AIM:
Below are some records; reproduce every one of them exactly.

TASK DATA:
begin

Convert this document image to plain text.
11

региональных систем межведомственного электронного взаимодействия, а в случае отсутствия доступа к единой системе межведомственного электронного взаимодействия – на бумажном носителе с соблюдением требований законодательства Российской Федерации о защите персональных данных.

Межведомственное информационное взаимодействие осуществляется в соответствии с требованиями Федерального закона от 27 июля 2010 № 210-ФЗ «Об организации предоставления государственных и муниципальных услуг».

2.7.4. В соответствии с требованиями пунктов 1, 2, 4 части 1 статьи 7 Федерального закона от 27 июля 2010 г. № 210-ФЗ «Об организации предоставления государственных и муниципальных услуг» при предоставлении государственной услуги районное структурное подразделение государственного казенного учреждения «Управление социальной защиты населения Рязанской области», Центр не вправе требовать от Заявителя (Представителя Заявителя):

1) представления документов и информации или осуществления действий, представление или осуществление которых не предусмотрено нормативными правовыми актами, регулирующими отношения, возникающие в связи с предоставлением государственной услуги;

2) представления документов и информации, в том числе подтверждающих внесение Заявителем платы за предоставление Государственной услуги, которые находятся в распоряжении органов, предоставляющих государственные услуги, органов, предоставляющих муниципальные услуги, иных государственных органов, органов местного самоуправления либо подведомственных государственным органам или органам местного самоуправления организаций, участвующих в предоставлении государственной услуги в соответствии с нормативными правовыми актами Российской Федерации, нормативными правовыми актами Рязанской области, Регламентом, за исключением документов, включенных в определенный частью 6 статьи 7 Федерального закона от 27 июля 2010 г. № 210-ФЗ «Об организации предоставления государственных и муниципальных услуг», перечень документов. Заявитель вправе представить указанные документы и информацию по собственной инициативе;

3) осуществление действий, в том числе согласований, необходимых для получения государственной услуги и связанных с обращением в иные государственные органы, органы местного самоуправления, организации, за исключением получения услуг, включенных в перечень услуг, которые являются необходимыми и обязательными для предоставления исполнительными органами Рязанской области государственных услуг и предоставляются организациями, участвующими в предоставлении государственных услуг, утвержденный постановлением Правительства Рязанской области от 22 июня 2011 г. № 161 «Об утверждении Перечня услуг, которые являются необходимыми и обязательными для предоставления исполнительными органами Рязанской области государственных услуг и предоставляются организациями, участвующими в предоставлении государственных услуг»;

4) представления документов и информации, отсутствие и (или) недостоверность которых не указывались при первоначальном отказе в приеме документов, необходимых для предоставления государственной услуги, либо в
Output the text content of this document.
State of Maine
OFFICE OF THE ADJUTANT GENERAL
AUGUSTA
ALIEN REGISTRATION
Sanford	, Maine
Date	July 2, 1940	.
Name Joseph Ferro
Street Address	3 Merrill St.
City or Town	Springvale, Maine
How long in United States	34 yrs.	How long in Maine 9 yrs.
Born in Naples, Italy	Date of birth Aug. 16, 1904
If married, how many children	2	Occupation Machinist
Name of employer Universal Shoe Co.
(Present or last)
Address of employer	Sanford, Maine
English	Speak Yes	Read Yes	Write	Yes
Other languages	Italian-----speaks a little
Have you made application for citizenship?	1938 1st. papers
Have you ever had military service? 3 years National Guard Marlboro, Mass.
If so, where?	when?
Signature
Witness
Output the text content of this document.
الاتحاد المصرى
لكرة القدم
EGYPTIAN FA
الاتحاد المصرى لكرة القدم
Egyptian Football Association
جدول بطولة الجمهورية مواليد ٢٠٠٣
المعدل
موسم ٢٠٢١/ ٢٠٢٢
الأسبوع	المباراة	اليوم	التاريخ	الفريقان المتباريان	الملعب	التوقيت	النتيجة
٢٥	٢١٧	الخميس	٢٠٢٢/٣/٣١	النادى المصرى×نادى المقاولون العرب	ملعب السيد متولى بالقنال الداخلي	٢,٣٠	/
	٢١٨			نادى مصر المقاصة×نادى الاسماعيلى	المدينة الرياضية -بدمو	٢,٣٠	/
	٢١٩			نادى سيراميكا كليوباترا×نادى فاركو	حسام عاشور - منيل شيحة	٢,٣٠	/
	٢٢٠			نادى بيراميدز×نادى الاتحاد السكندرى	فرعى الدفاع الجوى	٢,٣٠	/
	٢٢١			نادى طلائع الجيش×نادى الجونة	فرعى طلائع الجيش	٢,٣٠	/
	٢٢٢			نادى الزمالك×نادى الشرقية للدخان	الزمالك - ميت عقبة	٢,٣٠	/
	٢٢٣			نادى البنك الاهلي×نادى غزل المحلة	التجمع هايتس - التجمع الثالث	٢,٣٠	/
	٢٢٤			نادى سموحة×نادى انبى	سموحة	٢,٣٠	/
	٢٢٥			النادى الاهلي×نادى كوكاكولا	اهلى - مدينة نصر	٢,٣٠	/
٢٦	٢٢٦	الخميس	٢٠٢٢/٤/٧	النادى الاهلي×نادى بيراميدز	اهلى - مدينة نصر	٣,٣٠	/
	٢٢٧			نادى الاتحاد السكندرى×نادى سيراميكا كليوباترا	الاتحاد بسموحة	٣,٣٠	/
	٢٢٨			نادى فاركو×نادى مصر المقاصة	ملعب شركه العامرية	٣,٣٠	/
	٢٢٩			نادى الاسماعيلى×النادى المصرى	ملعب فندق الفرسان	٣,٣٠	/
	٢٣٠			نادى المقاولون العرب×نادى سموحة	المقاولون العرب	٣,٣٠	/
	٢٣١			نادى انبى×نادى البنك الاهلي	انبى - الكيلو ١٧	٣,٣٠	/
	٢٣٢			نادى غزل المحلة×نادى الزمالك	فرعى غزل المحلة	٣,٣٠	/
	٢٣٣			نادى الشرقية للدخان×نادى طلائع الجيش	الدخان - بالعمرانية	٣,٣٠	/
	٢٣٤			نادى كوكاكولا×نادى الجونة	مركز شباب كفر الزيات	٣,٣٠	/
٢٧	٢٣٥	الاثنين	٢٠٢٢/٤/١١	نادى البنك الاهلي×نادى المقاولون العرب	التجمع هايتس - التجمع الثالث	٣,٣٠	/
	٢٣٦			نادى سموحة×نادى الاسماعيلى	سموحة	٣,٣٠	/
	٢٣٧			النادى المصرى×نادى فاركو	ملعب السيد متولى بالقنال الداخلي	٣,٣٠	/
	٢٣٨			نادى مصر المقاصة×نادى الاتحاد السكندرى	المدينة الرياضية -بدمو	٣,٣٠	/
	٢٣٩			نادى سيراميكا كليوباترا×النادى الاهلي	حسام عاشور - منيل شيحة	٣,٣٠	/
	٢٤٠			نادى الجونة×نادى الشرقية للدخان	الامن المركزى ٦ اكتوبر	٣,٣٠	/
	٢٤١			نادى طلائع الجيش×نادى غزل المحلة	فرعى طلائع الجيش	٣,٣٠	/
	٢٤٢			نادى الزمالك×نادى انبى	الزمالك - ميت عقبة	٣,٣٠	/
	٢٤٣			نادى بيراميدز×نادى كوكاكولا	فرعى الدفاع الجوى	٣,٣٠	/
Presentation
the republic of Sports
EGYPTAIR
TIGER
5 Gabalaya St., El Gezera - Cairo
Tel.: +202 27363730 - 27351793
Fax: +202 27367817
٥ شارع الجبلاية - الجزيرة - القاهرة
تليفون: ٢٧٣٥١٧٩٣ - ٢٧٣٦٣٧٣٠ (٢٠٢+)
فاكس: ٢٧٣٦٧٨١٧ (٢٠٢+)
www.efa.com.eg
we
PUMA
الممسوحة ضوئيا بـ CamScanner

end

RESPONSE:
Convert this document image to plain text.
11

региональных систем межведомственного электронного взаимодействия, а в случае отсутствия доступа к единой системе межведомственного электронного взаимодействия – на бумажном носителе с соблюдением требований законодательства Российской Федерации о защите персональных данных.

Межведомственное информационное взаимодействие осуществляется в соответствии с требованиями Федерального закона от 27 июля 2010 № 210-ФЗ «Об организации предоставления государственных и муниципальных услуг».

2.7.4. В соответствии с требованиями пунктов 1, 2, 4 части 1 статьи 7 Федерального закона от 27 июля 2010 г. № 210-ФЗ «Об организации предоставления государственных и муниципальных услуг» при предоставлении государственной услуги районное структурное подразделение государственного казенного учреждения «Управление социальной защиты населения Рязанской области», Центр не вправе требовать от Заявителя (Представителя Заявителя):

1) представления документов и информации или осуществления действий, представление или осуществление которых не предусмотрено нормативными правовыми актами, регулирующими отношения, возникающие в связи с предоставлением государственной услуги;

2) представления документов и информации, в том числе подтверждающих внесение Заявителем платы за предоставление Государственной услуги, которые находятся в распоряжении органов, предоставляющих государственные услуги, органов, предоставляющих муниципальные услуги, иных государственных органов, органов местного самоуправления либо подведомственных государственным органам или органам местного самоуправления организаций, участвующих в предоставлении государственной услуги в соответствии с нормативными правовыми актами Российской Федерации, нормативными правовыми актами Рязанской области, Регламентом, за исключением документов, включенных в определенный частью 6 статьи 7 Федерального закона от 27 июля 2010 г. № 210-ФЗ «Об организации предоставления государственных и муниципальных услуг», перечень документов. Заявитель вправе представить указанные документы и информацию по собственной инициативе;

3) осуществление действий, в том числе согласований, необходимых для получения государственной услуги и связанных с обращением в иные государственные органы, органы местного самоуправления, организации, за исключением получения услуг, включенных в перечень услуг, которые являются необходимыми и обязательными для предоставления исполнительными органами Рязанской области государственных услуг и предоставляются организациями, участвующими в предоставлении государственных услуг, утвержденный постановлением Правительства Рязанской области от 22 июня 2011 г. № 161 «Об утверждении Перечня услуг, которые являются необходимыми и обязательными для предоставления исполнительными органами Рязанской области государственных услуг и предоставляются организациями, участвующими в предоставлении государственных услуг»;

4) представления документов и информации, отсутствие и (или) недостоверность которых не указывались при первоначальном отказе в приеме документов, необходимых для предоставления государственной услуги, либо в
Output the text content of this document.
State of Maine
OFFICE OF THE ADJUTANT GENERAL
AUGUSTA
ALIEN REGISTRATION
Sanford	, Maine
Date	July 2, 1940	.
Name Joseph Ferro
Street Address	3 Merrill St.
City or Town	Springvale, Maine
How long in United States	34 yrs.	How long in Maine 9 yrs.
Born in Naples, Italy	Date of birth Aug. 16, 1904
If married, how many children	2	Occupation Machinist
Name of employer Universal Shoe Co.
(Present or last)
Address of employer	Sanford, Maine
English	Speak Yes	Read Yes	Write	Yes
Other languages	Italian-----speaks a little
Have you made application for citizenship?	1938 1st. papers
Have you ever had military service? 3 years National Guard Marlboro, Mass.
If so, where?	when?
Signature
Witness
Output the text content of this document.
الاتحاد المصرى
لكرة القدم
EGYPTIAN FA
الاتحاد المصرى لكرة القدم
Egyptian Football Association
جدول بطولة الجمهورية مواليد ٢٠٠٣
المعدل
موسم ٢٠٢١/ ٢٠٢٢
الأسبوع	المباراة	اليوم	التاريخ	الفريقان المتباريان	الملعب	التوقيت	النتيجة
٢٥	٢١٧	الخميس	٢٠٢٢/٣/٣١	النادى المصرى×نادى المقاولون العرب	ملعب السيد متولى بالقنال الداخلي	٢,٣٠	/
	٢١٨			نادى مصر المقاصة×نادى الاسماعيلى	المدينة الرياضية -بدمو	٢,٣٠	/
	٢١٩			نادى سيراميكا كليوباترا×نادى فاركو	حسام عاشور - منيل شيحة	٢,٣٠	/
	٢٢٠			نادى بيراميدز×نادى الاتحاد السكندرى	فرعى الدفاع الجوى	٢,٣٠	/
	٢٢١			نادى طلائع الجيش×نادى الجونة	فرعى طلائع الجيش	٢,٣٠	/
	٢٢٢			نادى الزمالك×نادى الشرقية للدخان	الزمالك - ميت عقبة	٢,٣٠	/
	٢٢٣			نادى البنك الاهلي×نادى غزل المحلة	التجمع هايتس - التجمع الثالث	٢,٣٠	/
	٢٢٤			نادى سموحة×نادى انبى	سموحة	٢,٣٠	/
	٢٢٥			النادى الاهلي×نادى كوكاكولا	اهلى - مدينة نصر	٢,٣٠	/
٢٦	٢٢٦	الخميس	٢٠٢٢/٤/٧	النادى الاهلي×نادى بيراميدز	اهلى - مدينة نصر	٣,٣٠	/
	٢٢٧			نادى الاتحاد السكندرى×نادى سيراميكا كليوباترا	الاتحاد بسموحة	٣,٣٠	/
	٢٢٨			نادى فاركو×نادى مصر المقاصة	ملعب شركه العامرية	٣,٣٠	/
	٢٢٩			نادى الاسماعيلى×النادى المصرى	ملعب فندق الفرسان	٣,٣٠	/
	٢٣٠			نادى المقاولون العرب×نادى سموحة	المقاولون العرب	٣,٣٠	/
	٢٣١			نادى انبى×نادى البنك الاهلي	انبى - الكيلو ١٧	٣,٣٠	/
	٢٣٢			نادى غزل المحلة×نادى الزمالك	فرعى غزل المحلة	٣,٣٠	/
	٢٣٣			نادى الشرقية للدخان×نادى طلائع الجيش	الدخان - بالعمرانية	٣,٣٠	/
	٢٣٤			نادى كوكاكولا×نادى الجونة	مركز شباب كفر الزيات	٣,٣٠	/
٢٧	٢٣٥	الاثنين	٢٠٢٢/٤/١١	نادى البنك الاهلي×نادى المقاولون العرب	التجمع هايتس - التجمع الثالث	٣,٣٠	/
	٢٣٦			نادى سموحة×نادى الاسماعيلى	سموحة	٣,٣٠	/
	٢٣٧			النادى المصرى×نادى فاركو	ملعب السيد متولى بالقنال الداخلي	٣,٣٠	/
	٢٣٨			نادى مصر المقاصة×نادى الاتحاد السكندرى	المدينة الرياضية -بدمو	٣,٣٠	/
	٢٣٩			نادى سيراميكا كليوباترا×النادى الاهلي	حسام عاشور - منيل شيحة	٣,٣٠	/
	٢٤٠			نادى الجونة×نادى الشرقية للدخان	الامن المركزى ٦ اكتوبر	٣,٣٠	/
	٢٤١			نادى طلائع الجيش×نادى غزل المحلة	فرعى طلائع الجيش	٣,٣٠	/
	٢٤٢			نادى الزمالك×نادى انبى	الزمالك - ميت عقبة	٣,٣٠	/
	٢٤٣			نادى بيراميدز×نادى كوكاكولا	فرعى الدفاع الجوى	٣,٣٠	/
Presentation
the republic of Sports
EGYPTAIR
TIGER
5 Gabalaya St., El Gezera - Cairo
Tel.: +202 27363730 - 27351793
Fax: +202 27367817
٥ شارع الجبلاية - الجزيرة - القاهرة
تليفون: ٢٧٣٥١٧٩٣ - ٢٧٣٦٣٧٣٠ (٢٠٢+)
فاكس: ٢٧٣٦٧٨١٧ (٢٠٢+)
www.efa.com.eg
we
PUMA
الممسوحة ضوئيا بـ CamScanner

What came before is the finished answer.